Show every line of the records below that contains the word "problem".

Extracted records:
------------------------------------------------

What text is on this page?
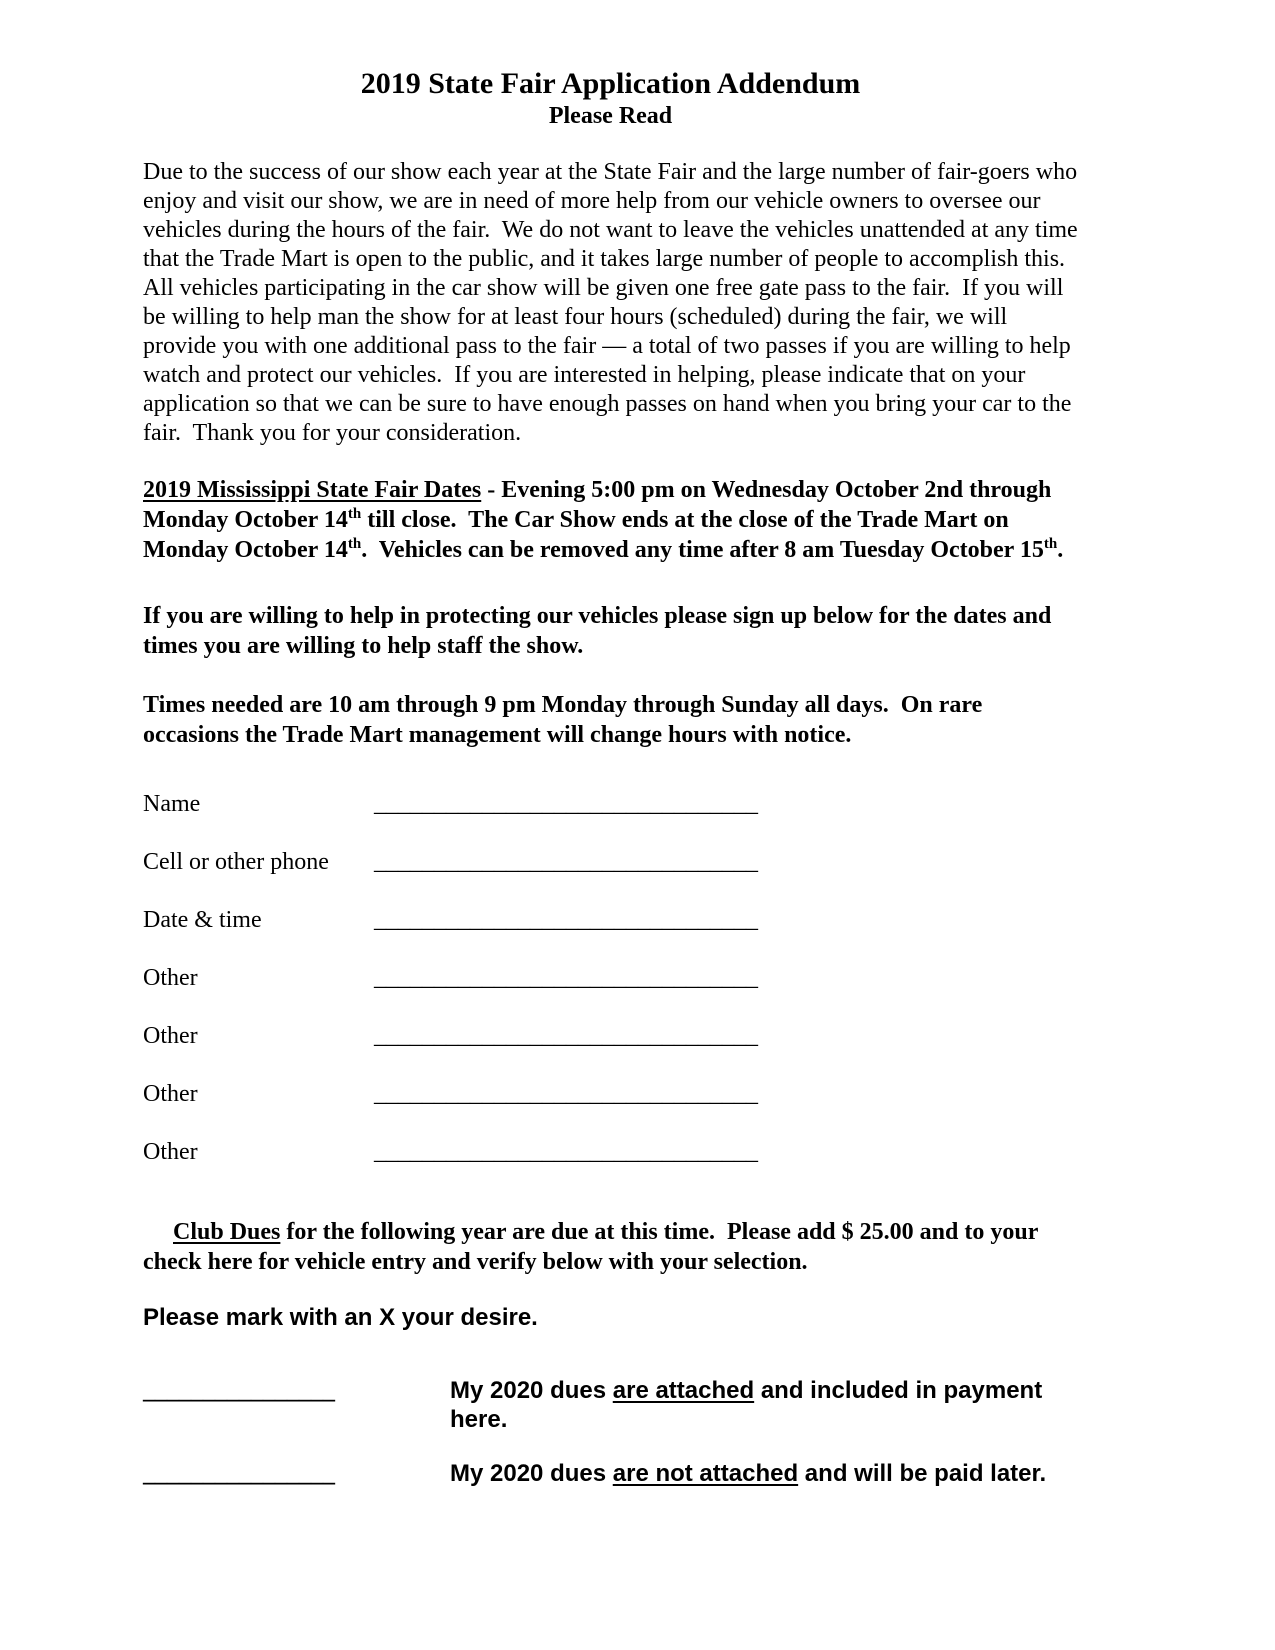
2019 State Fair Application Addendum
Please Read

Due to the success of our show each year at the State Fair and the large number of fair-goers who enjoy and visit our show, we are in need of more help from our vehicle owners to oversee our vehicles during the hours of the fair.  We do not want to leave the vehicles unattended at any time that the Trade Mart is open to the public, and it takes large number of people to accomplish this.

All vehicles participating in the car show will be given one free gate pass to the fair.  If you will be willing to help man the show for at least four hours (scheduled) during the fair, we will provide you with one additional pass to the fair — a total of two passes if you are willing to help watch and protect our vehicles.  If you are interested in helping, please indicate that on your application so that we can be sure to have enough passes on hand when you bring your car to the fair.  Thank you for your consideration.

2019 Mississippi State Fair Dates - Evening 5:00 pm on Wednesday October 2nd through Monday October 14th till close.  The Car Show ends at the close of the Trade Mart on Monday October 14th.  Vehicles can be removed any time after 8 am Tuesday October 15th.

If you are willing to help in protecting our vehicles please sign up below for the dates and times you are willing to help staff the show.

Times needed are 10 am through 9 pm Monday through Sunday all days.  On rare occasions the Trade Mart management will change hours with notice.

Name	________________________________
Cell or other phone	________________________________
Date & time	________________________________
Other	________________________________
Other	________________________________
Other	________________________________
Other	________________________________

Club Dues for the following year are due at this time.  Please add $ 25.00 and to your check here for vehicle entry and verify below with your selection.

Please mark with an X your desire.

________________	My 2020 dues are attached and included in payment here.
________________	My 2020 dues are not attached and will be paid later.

------------------------------------------------

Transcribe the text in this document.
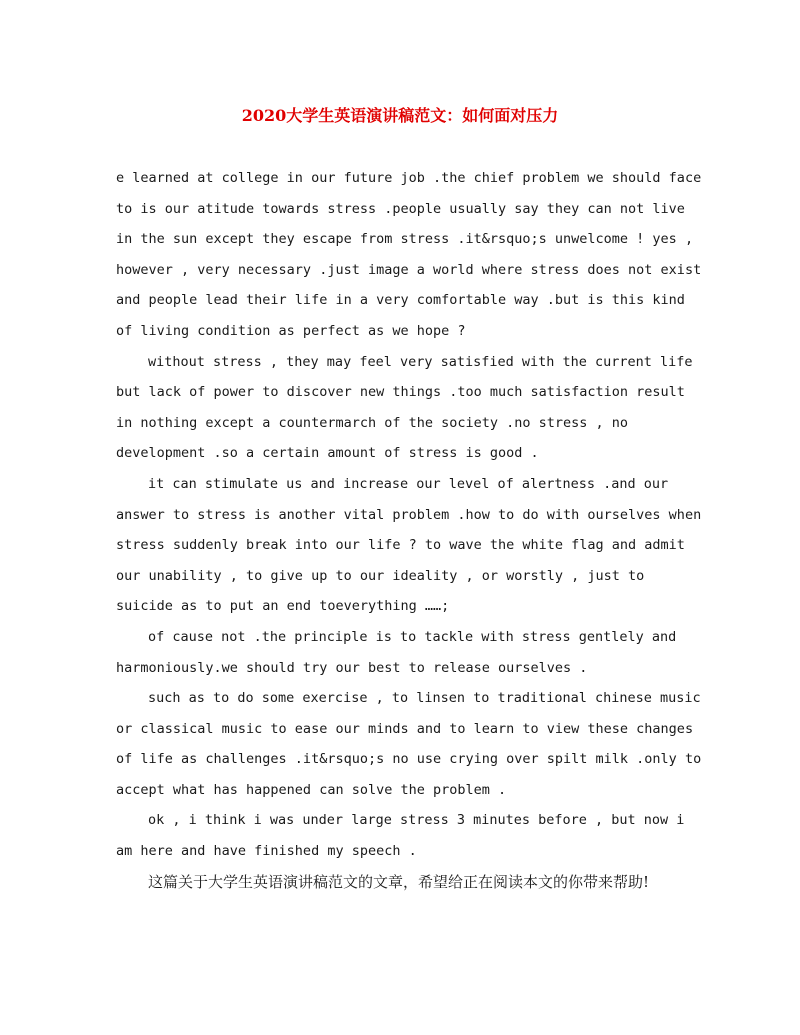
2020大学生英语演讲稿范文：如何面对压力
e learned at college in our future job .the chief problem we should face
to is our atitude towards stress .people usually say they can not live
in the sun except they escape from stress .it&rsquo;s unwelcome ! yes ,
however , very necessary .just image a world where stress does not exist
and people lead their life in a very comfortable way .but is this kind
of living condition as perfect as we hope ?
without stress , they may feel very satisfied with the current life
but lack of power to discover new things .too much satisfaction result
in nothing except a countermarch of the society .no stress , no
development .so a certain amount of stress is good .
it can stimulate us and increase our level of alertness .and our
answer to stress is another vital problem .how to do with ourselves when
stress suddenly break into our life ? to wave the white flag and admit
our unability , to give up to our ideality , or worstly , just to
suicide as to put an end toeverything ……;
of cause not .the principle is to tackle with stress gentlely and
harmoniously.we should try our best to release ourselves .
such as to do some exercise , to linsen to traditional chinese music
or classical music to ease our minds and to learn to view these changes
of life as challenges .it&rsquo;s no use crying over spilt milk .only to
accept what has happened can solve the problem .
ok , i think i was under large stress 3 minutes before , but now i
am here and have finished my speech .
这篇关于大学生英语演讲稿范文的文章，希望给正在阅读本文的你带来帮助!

------------------------------------------------

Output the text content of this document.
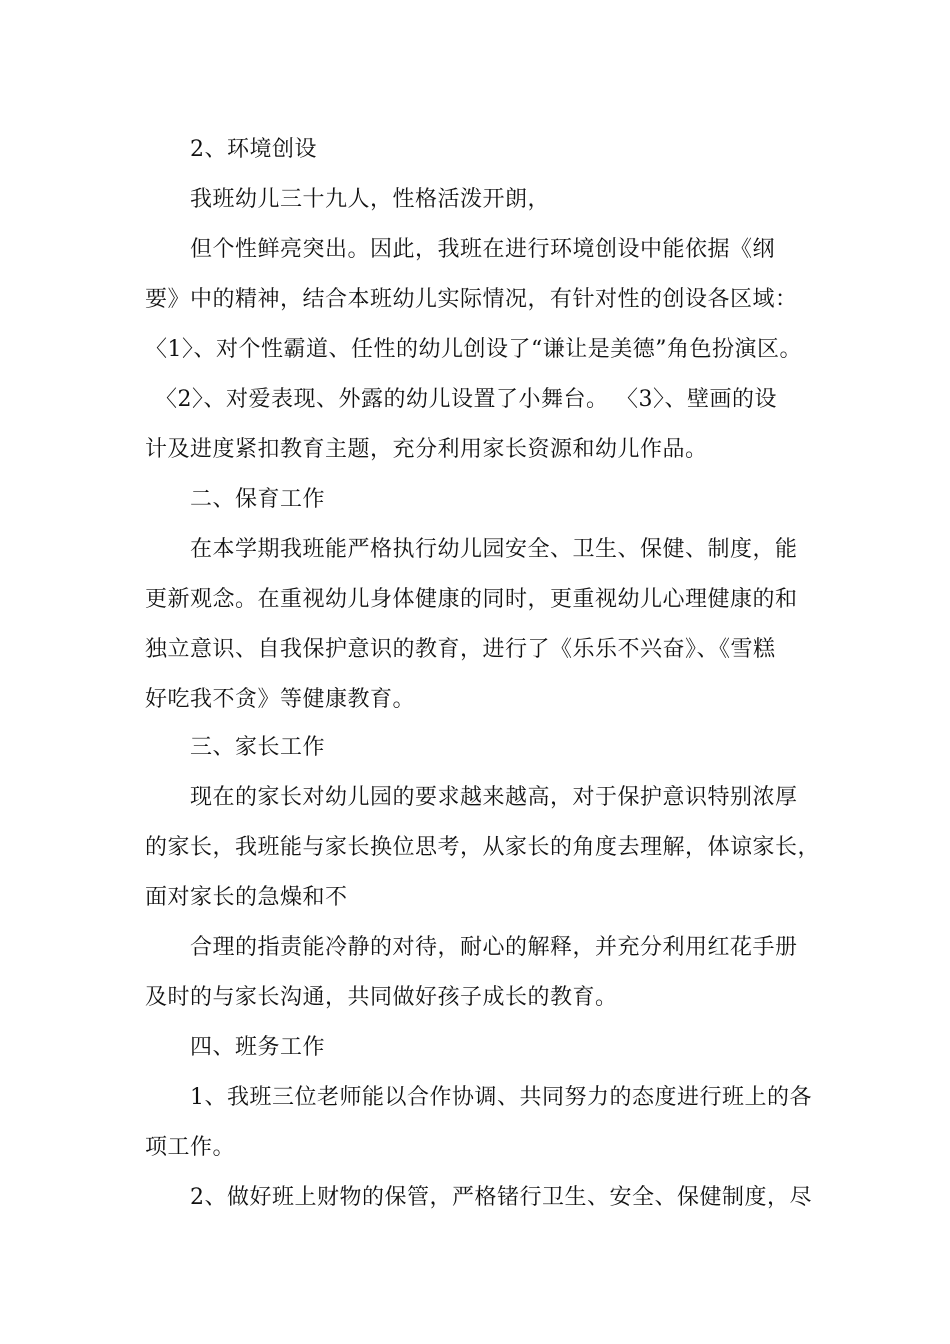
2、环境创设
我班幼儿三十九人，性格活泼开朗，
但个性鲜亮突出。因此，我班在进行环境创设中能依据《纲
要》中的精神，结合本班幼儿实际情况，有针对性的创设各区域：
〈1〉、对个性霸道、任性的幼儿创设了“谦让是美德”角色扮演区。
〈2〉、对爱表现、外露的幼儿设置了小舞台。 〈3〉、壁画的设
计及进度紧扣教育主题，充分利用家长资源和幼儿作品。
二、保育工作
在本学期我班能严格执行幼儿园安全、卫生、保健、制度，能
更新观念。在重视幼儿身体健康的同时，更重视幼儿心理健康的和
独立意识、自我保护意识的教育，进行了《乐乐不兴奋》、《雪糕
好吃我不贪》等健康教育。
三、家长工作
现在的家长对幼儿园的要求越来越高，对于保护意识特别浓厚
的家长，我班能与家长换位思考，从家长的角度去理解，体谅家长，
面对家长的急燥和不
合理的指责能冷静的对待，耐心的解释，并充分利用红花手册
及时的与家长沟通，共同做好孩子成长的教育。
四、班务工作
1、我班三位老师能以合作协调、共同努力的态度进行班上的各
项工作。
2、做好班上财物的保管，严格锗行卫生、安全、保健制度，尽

------------------------------------------------

> **Full solution**
e learned at college in our future job .the chief problem we should face
answer to stress is another vital problem .how to do with ourselves when
accept what has happened can solve the problem .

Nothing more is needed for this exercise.